# [Do this]
Quote every line of the material beneath this one.
***
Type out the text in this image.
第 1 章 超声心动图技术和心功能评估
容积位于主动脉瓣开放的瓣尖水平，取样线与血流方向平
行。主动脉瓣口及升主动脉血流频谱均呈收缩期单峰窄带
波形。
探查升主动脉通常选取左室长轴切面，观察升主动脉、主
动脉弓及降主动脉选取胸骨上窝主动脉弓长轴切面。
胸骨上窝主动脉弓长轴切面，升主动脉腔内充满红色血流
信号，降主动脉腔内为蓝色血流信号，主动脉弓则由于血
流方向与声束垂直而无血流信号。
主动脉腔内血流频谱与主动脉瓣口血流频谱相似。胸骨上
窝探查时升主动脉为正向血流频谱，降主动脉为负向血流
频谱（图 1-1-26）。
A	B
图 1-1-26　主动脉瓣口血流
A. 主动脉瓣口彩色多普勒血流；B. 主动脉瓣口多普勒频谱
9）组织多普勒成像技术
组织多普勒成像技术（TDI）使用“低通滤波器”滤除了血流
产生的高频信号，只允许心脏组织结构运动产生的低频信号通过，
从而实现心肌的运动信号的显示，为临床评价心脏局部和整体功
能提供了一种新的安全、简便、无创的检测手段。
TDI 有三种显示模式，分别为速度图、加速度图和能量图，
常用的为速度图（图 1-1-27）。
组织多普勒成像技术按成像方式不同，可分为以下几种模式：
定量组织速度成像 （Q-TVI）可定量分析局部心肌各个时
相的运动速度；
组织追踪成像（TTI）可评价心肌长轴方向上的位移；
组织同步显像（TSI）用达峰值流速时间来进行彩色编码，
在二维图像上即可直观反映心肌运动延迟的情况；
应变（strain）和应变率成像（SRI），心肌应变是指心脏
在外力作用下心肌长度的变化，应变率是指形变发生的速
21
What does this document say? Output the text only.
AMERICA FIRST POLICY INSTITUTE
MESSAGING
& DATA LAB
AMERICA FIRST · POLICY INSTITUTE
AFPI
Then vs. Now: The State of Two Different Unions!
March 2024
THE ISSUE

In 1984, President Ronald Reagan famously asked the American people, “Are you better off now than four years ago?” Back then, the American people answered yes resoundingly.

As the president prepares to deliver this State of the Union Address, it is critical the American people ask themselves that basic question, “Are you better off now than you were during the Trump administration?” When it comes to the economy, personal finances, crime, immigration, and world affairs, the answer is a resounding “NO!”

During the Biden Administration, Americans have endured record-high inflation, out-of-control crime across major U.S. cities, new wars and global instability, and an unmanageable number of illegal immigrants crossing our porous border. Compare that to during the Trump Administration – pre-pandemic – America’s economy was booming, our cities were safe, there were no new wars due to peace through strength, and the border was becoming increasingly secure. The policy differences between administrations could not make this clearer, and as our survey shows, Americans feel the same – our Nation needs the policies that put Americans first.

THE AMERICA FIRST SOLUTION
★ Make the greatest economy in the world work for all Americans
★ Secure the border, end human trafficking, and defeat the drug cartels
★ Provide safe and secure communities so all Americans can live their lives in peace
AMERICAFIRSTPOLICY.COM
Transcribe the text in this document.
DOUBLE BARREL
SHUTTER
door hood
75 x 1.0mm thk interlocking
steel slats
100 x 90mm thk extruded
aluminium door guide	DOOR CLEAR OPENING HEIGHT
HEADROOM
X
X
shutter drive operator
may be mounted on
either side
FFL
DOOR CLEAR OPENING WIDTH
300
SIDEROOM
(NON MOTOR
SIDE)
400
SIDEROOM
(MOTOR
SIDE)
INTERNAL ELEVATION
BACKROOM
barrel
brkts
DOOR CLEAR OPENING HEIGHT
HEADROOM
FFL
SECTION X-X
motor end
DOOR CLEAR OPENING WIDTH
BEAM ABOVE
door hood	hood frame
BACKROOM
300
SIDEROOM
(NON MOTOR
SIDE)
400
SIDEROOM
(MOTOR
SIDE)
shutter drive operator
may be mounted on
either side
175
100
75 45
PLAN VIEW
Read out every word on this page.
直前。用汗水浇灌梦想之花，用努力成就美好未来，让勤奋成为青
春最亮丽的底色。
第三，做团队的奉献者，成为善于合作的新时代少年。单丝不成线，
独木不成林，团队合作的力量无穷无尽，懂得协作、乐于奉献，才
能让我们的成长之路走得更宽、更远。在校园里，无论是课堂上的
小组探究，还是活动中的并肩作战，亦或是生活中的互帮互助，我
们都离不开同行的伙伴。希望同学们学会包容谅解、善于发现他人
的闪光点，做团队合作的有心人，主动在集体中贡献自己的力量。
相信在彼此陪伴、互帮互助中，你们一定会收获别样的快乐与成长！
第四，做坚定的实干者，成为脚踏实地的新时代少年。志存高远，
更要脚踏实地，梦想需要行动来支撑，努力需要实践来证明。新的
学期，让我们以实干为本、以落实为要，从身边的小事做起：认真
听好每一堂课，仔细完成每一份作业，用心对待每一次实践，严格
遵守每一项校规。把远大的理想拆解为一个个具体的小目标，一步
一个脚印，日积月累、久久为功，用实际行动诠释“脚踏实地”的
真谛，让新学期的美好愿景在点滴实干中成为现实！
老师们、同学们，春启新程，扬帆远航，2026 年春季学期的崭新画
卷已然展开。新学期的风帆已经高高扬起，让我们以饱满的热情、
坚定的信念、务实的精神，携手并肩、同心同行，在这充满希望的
***
# [Final result]
Type out the text in this image.
第 1 章 超声心动图技术和心功能评估
容积位于主动脉瓣开放的瓣尖水平，取样线与血流方向平
行。主动脉瓣口及升主动脉血流频谱均呈收缩期单峰窄带
波形。
探查升主动脉通常选取左室长轴切面，观察升主动脉、主
动脉弓及降主动脉选取胸骨上窝主动脉弓长轴切面。
胸骨上窝主动脉弓长轴切面，升主动脉腔内充满红色血流
信号，降主动脉腔内为蓝色血流信号，主动脉弓则由于血
流方向与声束垂直而无血流信号。
主动脉腔内血流频谱与主动脉瓣口血流频谱相似。胸骨上
窝探查时升主动脉为正向血流频谱，降主动脉为负向血流
频谱（图 1-1-26）。
A	B
图 1-1-26　主动脉瓣口血流
A. 主动脉瓣口彩色多普勒血流；B. 主动脉瓣口多普勒频谱
9）组织多普勒成像技术
组织多普勒成像技术（TDI）使用“低通滤波器”滤除了血流
产生的高频信号，只允许心脏组织结构运动产生的低频信号通过，
从而实现心肌的运动信号的显示，为临床评价心脏局部和整体功
能提供了一种新的安全、简便、无创的检测手段。
TDI 有三种显示模式，分别为速度图、加速度图和能量图，
常用的为速度图（图 1-1-27）。
组织多普勒成像技术按成像方式不同，可分为以下几种模式：
定量组织速度成像 （Q-TVI）可定量分析局部心肌各个时
相的运动速度；
组织追踪成像（TTI）可评价心肌长轴方向上的位移；
组织同步显像（TSI）用达峰值流速时间来进行彩色编码，
在二维图像上即可直观反映心肌运动延迟的情况；
应变（strain）和应变率成像（SRI），心肌应变是指心脏
在外力作用下心肌长度的变化，应变率是指形变发生的速
21
What does this document say? Output the text only.
AMERICA FIRST POLICY INSTITUTE
MESSAGING
& DATA LAB
AMERICA FIRST · POLICY INSTITUTE
AFPI
Then vs. Now: The State of Two Different Unions!
March 2024
THE ISSUE

In 1984, President Ronald Reagan famously asked the American people, “Are you better off now than four years ago?” Back then, the American people answered yes resoundingly.

As the president prepares to deliver this State of the Union Address, it is critical the American people ask themselves that basic question, “Are you better off now than you were during the Trump administration?” When it comes to the economy, personal finances, crime, immigration, and world affairs, the answer is a resounding “NO!”

During the Biden Administration, Americans have endured record-high inflation, out-of-control crime across major U.S. cities, new wars and global instability, and an unmanageable number of illegal immigrants crossing our porous border. Compare that to during the Trump Administration – pre-pandemic – America’s economy was booming, our cities were safe, there were no new wars due to peace through strength, and the border was becoming increasingly secure. The policy differences between administrations could not make this clearer, and as our survey shows, Americans feel the same – our Nation needs the policies that put Americans first.

THE AMERICA FIRST SOLUTION
★ Make the greatest economy in the world work for all Americans
★ Secure the border, end human trafficking, and defeat the drug cartels
★ Provide safe and secure communities so all Americans can live their lives in peace
AMERICAFIRSTPOLICY.COM
Transcribe the text in this document.
DOUBLE BARREL
SHUTTER
door hood
75 x 1.0mm thk interlocking
steel slats
100 x 90mm thk extruded
aluminium door guide	DOOR CLEAR OPENING HEIGHT
HEADROOM
X
X
shutter drive operator
may be mounted on
either side
FFL
DOOR CLEAR OPENING WIDTH
300
SIDEROOM
(NON MOTOR
SIDE)
400
SIDEROOM
(MOTOR
SIDE)
INTERNAL ELEVATION
BACKROOM
barrel
brkts
DOOR CLEAR OPENING HEIGHT
HEADROOM
FFL
SECTION X-X
motor end
DOOR CLEAR OPENING WIDTH
BEAM ABOVE
door hood	hood frame
BACKROOM
300
SIDEROOM
(NON MOTOR
SIDE)
400
SIDEROOM
(MOTOR
SIDE)
shutter drive operator
may be mounted on
either side
175
100
75 45
PLAN VIEW
Read out every word on this page.
直前。用汗水浇灌梦想之花，用努力成就美好未来，让勤奋成为青
春最亮丽的底色。
第三，做团队的奉献者，成为善于合作的新时代少年。单丝不成线，
独木不成林，团队合作的力量无穷无尽，懂得协作、乐于奉献，才
能让我们的成长之路走得更宽、更远。在校园里，无论是课堂上的
小组探究，还是活动中的并肩作战，亦或是生活中的互帮互助，我
们都离不开同行的伙伴。希望同学们学会包容谅解、善于发现他人
的闪光点，做团队合作的有心人，主动在集体中贡献自己的力量。
相信在彼此陪伴、互帮互助中，你们一定会收获别样的快乐与成长！
第四，做坚定的实干者，成为脚踏实地的新时代少年。志存高远，
更要脚踏实地，梦想需要行动来支撑，努力需要实践来证明。新的
学期，让我们以实干为本、以落实为要，从身边的小事做起：认真
听好每一堂课，仔细完成每一份作业，用心对待每一次实践，严格
遵守每一项校规。把远大的理想拆解为一个个具体的小目标，一步
一个脚印，日积月累、久久为功，用实际行动诠释“脚踏实地”的
真谛，让新学期的美好愿景在点滴实干中成为现实！
老师们、同学们，春启新程，扬帆远航，2026 年春季学期的崭新画
卷已然展开。新学期的风帆已经高高扬起，让我们以饱满的热情、
坚定的信念、务实的精神，携手并肩、同心同行，在这充满希望的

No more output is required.